(Figure contents as structured data)
⟨

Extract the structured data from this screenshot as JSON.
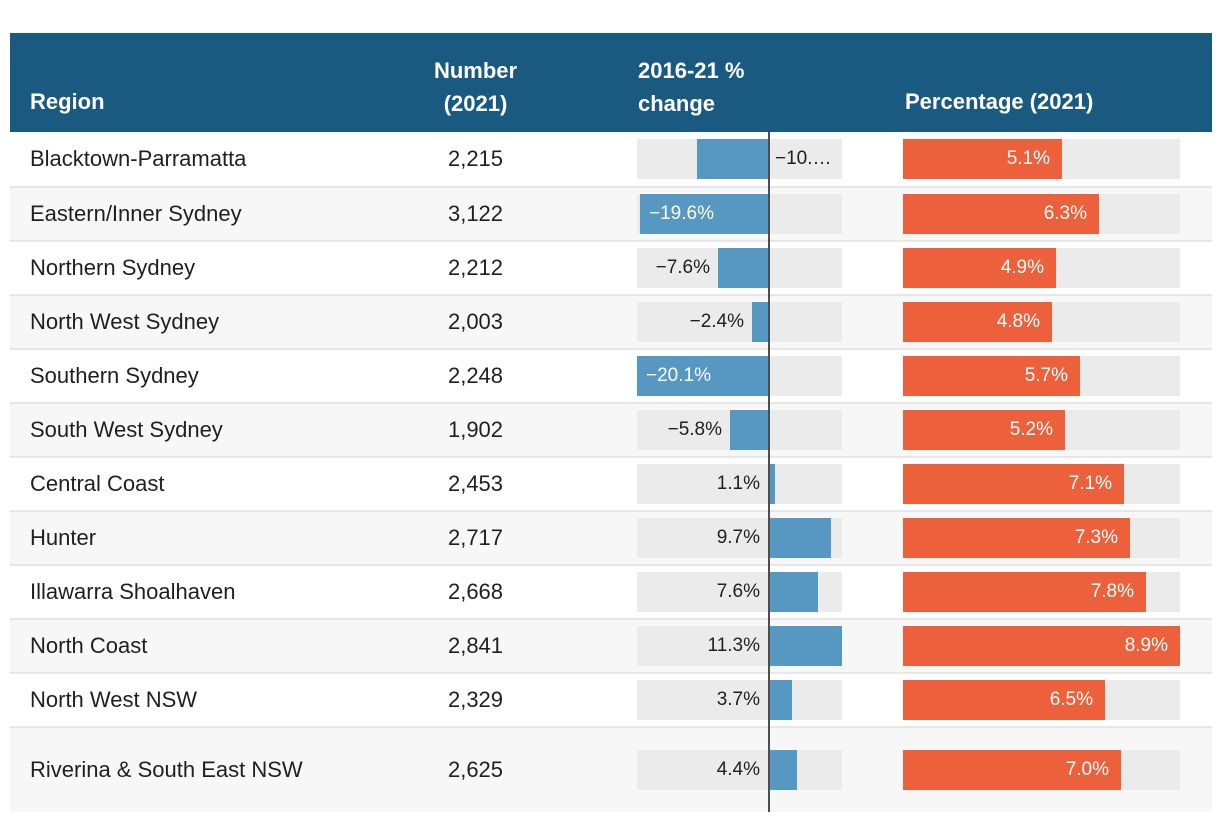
{
  "table": {
    "header": {
      "region": "Region",
      "number": "Number\n(2021)",
      "change": "2016-21 %\nchange",
      "percentage": "Percentage (2021)"
    }
  },
  "colors": {
    "header_bg": "#1a5a80",
    "header_text": "#ffffff",
    "body_text": "#1f1f1f",
    "track": "#ebebeb",
    "change_bar": "#5698c1",
    "percentage_bar": "#ec613b",
    "zero_line": "#4d4d4d",
    "row_alt_bg": "#f7f7f7",
    "row_separator": "#e7e7e7"
  },
  "chart_data": {
    "type": "table",
    "columns": [
      "Region",
      "Number (2021)",
      "2016-21 % change",
      "Percentage (2021)"
    ],
    "change_axis": {
      "min": -20.1,
      "max": 11.3,
      "zero_line": true
    },
    "percentage_axis": {
      "min": 0,
      "max": 8.9
    },
    "rows": [
      {
        "region": "Blacktown-Parramatta",
        "number": "2,215",
        "change": -10.8,
        "change_label": "−10.…",
        "change_label_side": "after-line",
        "percentage": 5.1,
        "percentage_label": "5.1%"
      },
      {
        "region": "Eastern/Inner Sydney",
        "number": "3,122",
        "change": -19.6,
        "change_label": "−19.6%",
        "change_label_side": "inside",
        "percentage": 6.3,
        "percentage_label": "6.3%"
      },
      {
        "region": "Northern Sydney",
        "number": "2,212",
        "change": -7.6,
        "change_label": "−7.6%",
        "change_label_side": "before-bar",
        "percentage": 4.9,
        "percentage_label": "4.9%"
      },
      {
        "region": "North West Sydney",
        "number": "2,003",
        "change": -2.4,
        "change_label": "−2.4%",
        "change_label_side": "before-bar",
        "percentage": 4.8,
        "percentage_label": "4.8%"
      },
      {
        "region": "Southern Sydney",
        "number": "2,248",
        "change": -20.1,
        "change_label": "−20.1%",
        "change_label_side": "inside",
        "percentage": 5.7,
        "percentage_label": "5.7%"
      },
      {
        "region": "South West Sydney",
        "number": "1,902",
        "change": -5.8,
        "change_label": "−5.8%",
        "change_label_side": "before-bar",
        "percentage": 5.2,
        "percentage_label": "5.2%"
      },
      {
        "region": "Central Coast",
        "number": "2,453",
        "change": 1.1,
        "change_label": "1.1%",
        "change_label_side": "before-line",
        "percentage": 7.1,
        "percentage_label": "7.1%"
      },
      {
        "region": "Hunter",
        "number": "2,717",
        "change": 9.7,
        "change_label": "9.7%",
        "change_label_side": "before-line",
        "percentage": 7.3,
        "percentage_label": "7.3%"
      },
      {
        "region": "Illawarra Shoalhaven",
        "number": "2,668",
        "change": 7.6,
        "change_label": "7.6%",
        "change_label_side": "before-line",
        "percentage": 7.8,
        "percentage_label": "7.8%"
      },
      {
        "region": "North Coast",
        "number": "2,841",
        "change": 11.3,
        "change_label": "11.3%",
        "change_label_side": "before-line",
        "percentage": 8.9,
        "percentage_label": "8.9%"
      },
      {
        "region": "North West NSW",
        "number": "2,329",
        "change": 3.7,
        "change_label": "3.7%",
        "change_label_side": "before-line",
        "percentage": 6.5,
        "percentage_label": "6.5%"
      },
      {
        "region": "Riverina & South East NSW",
        "number": "2,625",
        "change": 4.4,
        "change_label": "4.4%",
        "change_label_side": "before-line",
        "percentage": 7.0,
        "percentage_label": "7.0%"
      }
    ]
  }
}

⟩

The material above must be printed exactly, with its pictures left out.

Extract the structured data from this screenshot as JSON.
{
  "table": {
    "header": {
      "region": "Region",
      "number": "Number\n(2021)",
      "change": "2016-21 %\nchange",
      "percentage": "Percentage (2021)"
    }
  },
  "colors": {
    "header_bg": "#1a5a80",
    "header_text": "#ffffff",
    "body_text": "#1f1f1f",
    "track": "#ebebeb",
    "change_bar": "#5698c1",
    "percentage_bar": "#ec613b",
    "zero_line": "#4d4d4d",
    "row_alt_bg": "#f7f7f7",
    "row_separator": "#e7e7e7"
  },
  "chart_data": {
    "type": "table",
    "columns": [
      "Region",
      "Number (2021)",
      "2016-21 % change",
      "Percentage (2021)"
    ],
    "change_axis": {
      "min": -20.1,
      "max": 11.3,
      "zero_line": true
    },
    "percentage_axis": {
      "min": 0,
      "max": 8.9
    },
    "rows": [
      {
        "region": "Blacktown-Parramatta",
        "number": "2,215",
        "change": -10.8,
        "change_label": "−10.…",
        "change_label_side": "after-line",
        "percentage": 5.1,
        "percentage_label": "5.1%"
      },
      {
        "region": "Eastern/Inner Sydney",
        "number": "3,122",
        "change": -19.6,
        "change_label": "−19.6%",
        "change_label_side": "inside",
        "percentage": 6.3,
        "percentage_label": "6.3%"
      },
      {
        "region": "Northern Sydney",
        "number": "2,212",
        "change": -7.6,
        "change_label": "−7.6%",
        "change_label_side": "before-bar",
        "percentage": 4.9,
        "percentage_label": "4.9%"
      },
      {
        "region": "North West Sydney",
        "number": "2,003",
        "change": -2.4,
        "change_label": "−2.4%",
        "change_label_side": "before-bar",
        "percentage": 4.8,
        "percentage_label": "4.8%"
      },
      {
        "region": "Southern Sydney",
        "number": "2,248",
        "change": -20.1,
        "change_label": "−20.1%",
        "change_label_side": "inside",
        "percentage": 5.7,
        "percentage_label": "5.7%"
      },
      {
        "region": "South West Sydney",
        "number": "1,902",
        "change": -5.8,
        "change_label": "−5.8%",
        "change_label_side": "before-bar",
        "percentage": 5.2,
        "percentage_label": "5.2%"
      },
      {
        "region": "Central Coast",
        "number": "2,453",
        "change": 1.1,
        "change_label": "1.1%",
        "change_label_side": "before-line",
        "percentage": 7.1,
        "percentage_label": "7.1%"
      },
      {
        "region": "Hunter",
        "number": "2,717",
        "change": 9.7,
        "change_label": "9.7%",
        "change_label_side": "before-line",
        "percentage": 7.3,
        "percentage_label": "7.3%"
      },
      {
        "region": "Illawarra Shoalhaven",
        "number": "2,668",
        "change": 7.6,
        "change_label": "7.6%",
        "change_label_side": "before-line",
        "percentage": 7.8,
        "percentage_label": "7.8%"
      },
      {
        "region": "North Coast",
        "number": "2,841",
        "change": 11.3,
        "change_label": "11.3%",
        "change_label_side": "before-line",
        "percentage": 8.9,
        "percentage_label": "8.9%"
      },
      {
        "region": "North West NSW",
        "number": "2,329",
        "change": 3.7,
        "change_label": "3.7%",
        "change_label_side": "before-line",
        "percentage": 6.5,
        "percentage_label": "6.5%"
      },
      {
        "region": "Riverina & South East NSW",
        "number": "2,625",
        "change": 4.4,
        "change_label": "4.4%",
        "change_label_side": "before-line",
        "percentage": 7.0,
        "percentage_label": "7.0%"
      }
    ]
  }
}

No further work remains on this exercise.